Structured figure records
[start]

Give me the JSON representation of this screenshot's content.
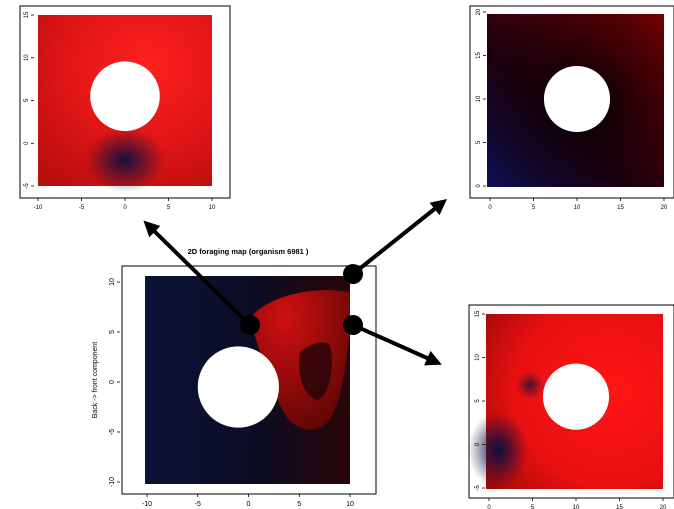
{
  "chart_data": [
    {
      "type": "heatmap",
      "title": "",
      "xlabel": "",
      "ylabel": "",
      "xlim": [
        -10,
        10
      ],
      "ylim": [
        -5,
        15
      ],
      "xticks": [
        -10,
        -5,
        0,
        5,
        10
      ],
      "yticks": [
        -5,
        0,
        5,
        10,
        15
      ],
      "obstacle": {
        "cx": 0,
        "cy": 5.5,
        "r": 4
      },
      "colors": {
        "high": "#ff1a1a",
        "low": "#0a1040"
      }
    },
    {
      "type": "heatmap",
      "title": "",
      "xlabel": "",
      "ylabel": "",
      "xlim": [
        0,
        20
      ],
      "ylim": [
        0,
        20
      ],
      "xticks": [
        0,
        5,
        10,
        15,
        20
      ],
      "yticks": [
        0,
        5,
        10,
        15,
        20
      ],
      "obstacle": {
        "cx": 10,
        "cy": 10,
        "r": 3.8
      },
      "colors": {
        "high": "#8a0000",
        "low": "#0a1055"
      }
    },
    {
      "type": "heatmap",
      "title": "2D foraging map (organism 6981 )",
      "xlabel": "",
      "ylabel": "Back -> front component",
      "xlim": [
        -10,
        10
      ],
      "ylim": [
        -10,
        10
      ],
      "xticks": [
        -10,
        -5,
        0,
        5,
        10
      ],
      "yticks": [
        -10,
        -5,
        0,
        5,
        10
      ],
      "obstacle": {
        "cx": -1,
        "cy": -0.5,
        "r": 4
      },
      "colors": {
        "high": "#c80a0a",
        "low": "#0c1238"
      }
    },
    {
      "type": "heatmap",
      "title": "",
      "xlabel": "",
      "ylabel": "",
      "xlim": [
        0,
        20
      ],
      "ylim": [
        -5,
        15
      ],
      "xticks": [
        0,
        5,
        10,
        15,
        20
      ],
      "yticks": [
        -5,
        0,
        5,
        10,
        15
      ],
      "obstacle": {
        "cx": 10,
        "cy": 5.5,
        "r": 3.8
      },
      "colors": {
        "high": "#ff1010",
        "low": "#081040"
      }
    }
  ]
}
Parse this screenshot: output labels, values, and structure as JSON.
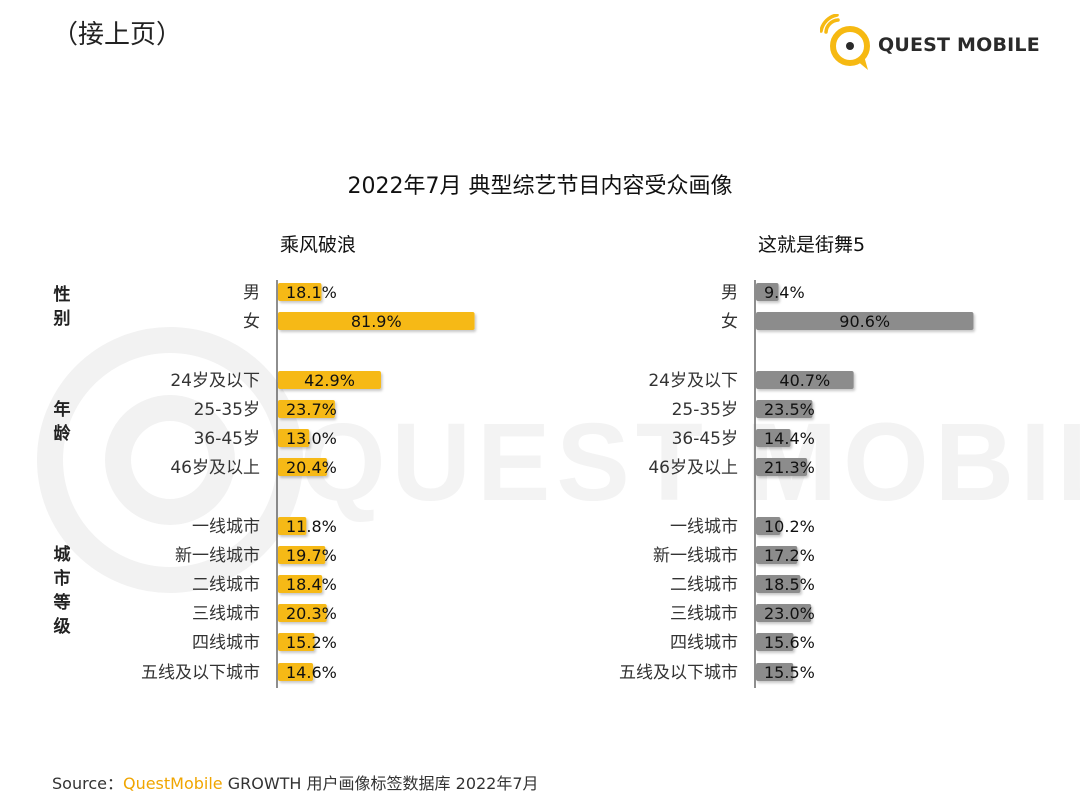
{
  "page": {
    "continued_label": "（接上页）",
    "logo_text": "QUEST MOBILE",
    "watermark_text": "QUEST MOBILE"
  },
  "footer": {
    "source_prefix": "Source：",
    "source_brand": "QuestMobile",
    "source_rest": " GROWTH 用户画像标签数据库 2022年7月"
  },
  "colors": {
    "panel1_bar": "#f6b912",
    "panel2_bar": "#8c8c8c",
    "logo_accent": "#f6b912",
    "watermark": "#f2f2f2"
  },
  "chart_data": {
    "type": "bar",
    "orientation": "horizontal",
    "title": "2022年7月 典型综艺节目内容受众画像",
    "groups": [
      {
        "name": "性别",
        "categories": [
          "男",
          "女"
        ]
      },
      {
        "name": "年龄",
        "categories": [
          "24岁及以下",
          "25-35岁",
          "36-45岁",
          "46岁及以上"
        ]
      },
      {
        "name": "城市等级",
        "categories": [
          "一线城市",
          "新一线城市",
          "二线城市",
          "三线城市",
          "四线城市",
          "五线及以下城市"
        ]
      }
    ],
    "unit": "%",
    "xlim": [
      0,
      100
    ],
    "panels": [
      {
        "name": "乘风破浪",
        "values": [
          [
            18.1,
            81.9
          ],
          [
            42.9,
            23.7,
            13.0,
            20.4
          ],
          [
            11.8,
            19.7,
            18.4,
            20.3,
            15.2,
            14.6
          ]
        ],
        "labels": [
          [
            "18.1%",
            "81.9%"
          ],
          [
            "42.9%",
            "23.7%",
            "13.0%",
            "20.4%"
          ],
          [
            "11.8%",
            "19.7%",
            "18.4%",
            "20.3%",
            "15.2%",
            "14.6%"
          ]
        ]
      },
      {
        "name": "这就是街舞5",
        "values": [
          [
            9.4,
            90.6
          ],
          [
            40.7,
            23.5,
            14.4,
            21.3
          ],
          [
            10.2,
            17.2,
            18.5,
            23.0,
            15.6,
            15.5
          ]
        ],
        "labels": [
          [
            "9.4%",
            "90.6%"
          ],
          [
            "40.7%",
            "23.5%",
            "14.4%",
            "21.3%"
          ],
          [
            "10.2%",
            "17.2%",
            "18.5%",
            "23.0%",
            "15.6%",
            "15.5%"
          ]
        ]
      }
    ]
  }
}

[end]

Write out the records above once more, word for word, with no pictures.

Give me the JSON representation of this screenshot's content.
{
  "chart_data": [
    {
      "type": "heatmap",
      "title": "",
      "xlabel": "",
      "ylabel": "",
      "xlim": [
        -10,
        10
      ],
      "ylim": [
        -5,
        15
      ],
      "xticks": [
        -10,
        -5,
        0,
        5,
        10
      ],
      "yticks": [
        -5,
        0,
        5,
        10,
        15
      ],
      "obstacle": {
        "cx": 0,
        "cy": 5.5,
        "r": 4
      },
      "colors": {
        "high": "#ff1a1a",
        "low": "#0a1040"
      }
    },
    {
      "type": "heatmap",
      "title": "",
      "xlabel": "",
      "ylabel": "",
      "xlim": [
        0,
        20
      ],
      "ylim": [
        0,
        20
      ],
      "xticks": [
        0,
        5,
        10,
        15,
        20
      ],
      "yticks": [
        0,
        5,
        10,
        15,
        20
      ],
      "obstacle": {
        "cx": 10,
        "cy": 10,
        "r": 3.8
      },
      "colors": {
        "high": "#8a0000",
        "low": "#0a1055"
      }
    },
    {
      "type": "heatmap",
      "title": "2D foraging map (organism 6981 )",
      "xlabel": "",
      "ylabel": "Back -> front component",
      "xlim": [
        -10,
        10
      ],
      "ylim": [
        -10,
        10
      ],
      "xticks": [
        -10,
        -5,
        0,
        5,
        10
      ],
      "yticks": [
        -10,
        -5,
        0,
        5,
        10
      ],
      "obstacle": {
        "cx": -1,
        "cy": -0.5,
        "r": 4
      },
      "colors": {
        "high": "#c80a0a",
        "low": "#0c1238"
      }
    },
    {
      "type": "heatmap",
      "title": "",
      "xlabel": "",
      "ylabel": "",
      "xlim": [
        0,
        20
      ],
      "ylim": [
        -5,
        15
      ],
      "xticks": [
        0,
        5,
        10,
        15,
        20
      ],
      "yticks": [
        -5,
        0,
        5,
        10,
        15
      ],
      "obstacle": {
        "cx": 10,
        "cy": 5.5,
        "r": 3.8
      },
      "colors": {
        "high": "#ff1010",
        "low": "#081040"
      }
    }
  ]
}
Parse this screenshot: output labels, values, and structure as JSON.
{
  "page": {
    "continued_label": "（接上页）",
    "logo_text": "QUEST MOBILE",
    "watermark_text": "QUEST MOBILE"
  },
  "footer": {
    "source_prefix": "Source：",
    "source_brand": "QuestMobile",
    "source_rest": " GROWTH 用户画像标签数据库 2022年7月"
  },
  "colors": {
    "panel1_bar": "#f6b912",
    "panel2_bar": "#8c8c8c",
    "logo_accent": "#f6b912",
    "watermark": "#f2f2f2"
  },
  "chart_data": {
    "type": "bar",
    "orientation": "horizontal",
    "title": "2022年7月 典型综艺节目内容受众画像",
    "groups": [
      {
        "name": "性别",
        "categories": [
          "男",
          "女"
        ]
      },
      {
        "name": "年龄",
        "categories": [
          "24岁及以下",
          "25-35岁",
          "36-45岁",
          "46岁及以上"
        ]
      },
      {
        "name": "城市等级",
        "categories": [
          "一线城市",
          "新一线城市",
          "二线城市",
          "三线城市",
          "四线城市",
          "五线及以下城市"
        ]
      }
    ],
    "unit": "%",
    "xlim": [
      0,
      100
    ],
    "panels": [
      {
        "name": "乘风破浪",
        "values": [
          [
            18.1,
            81.9
          ],
          [
            42.9,
            23.7,
            13.0,
            20.4
          ],
          [
            11.8,
            19.7,
            18.4,
            20.3,
            15.2,
            14.6
          ]
        ],
        "labels": [
          [
            "18.1%",
            "81.9%"
          ],
          [
            "42.9%",
            "23.7%",
            "13.0%",
            "20.4%"
          ],
          [
            "11.8%",
            "19.7%",
            "18.4%",
            "20.3%",
            "15.2%",
            "14.6%"
          ]
        ]
      },
      {
        "name": "这就是街舞5",
        "values": [
          [
            9.4,
            90.6
          ],
          [
            40.7,
            23.5,
            14.4,
            21.3
          ],
          [
            10.2,
            17.2,
            18.5,
            23.0,
            15.6,
            15.5
          ]
        ],
        "labels": [
          [
            "9.4%",
            "90.6%"
          ],
          [
            "40.7%",
            "23.5%",
            "14.4%",
            "21.3%"
          ],
          [
            "10.2%",
            "17.2%",
            "18.5%",
            "23.0%",
            "15.6%",
            "15.5%"
          ]
        ]
      }
    ]
  }
}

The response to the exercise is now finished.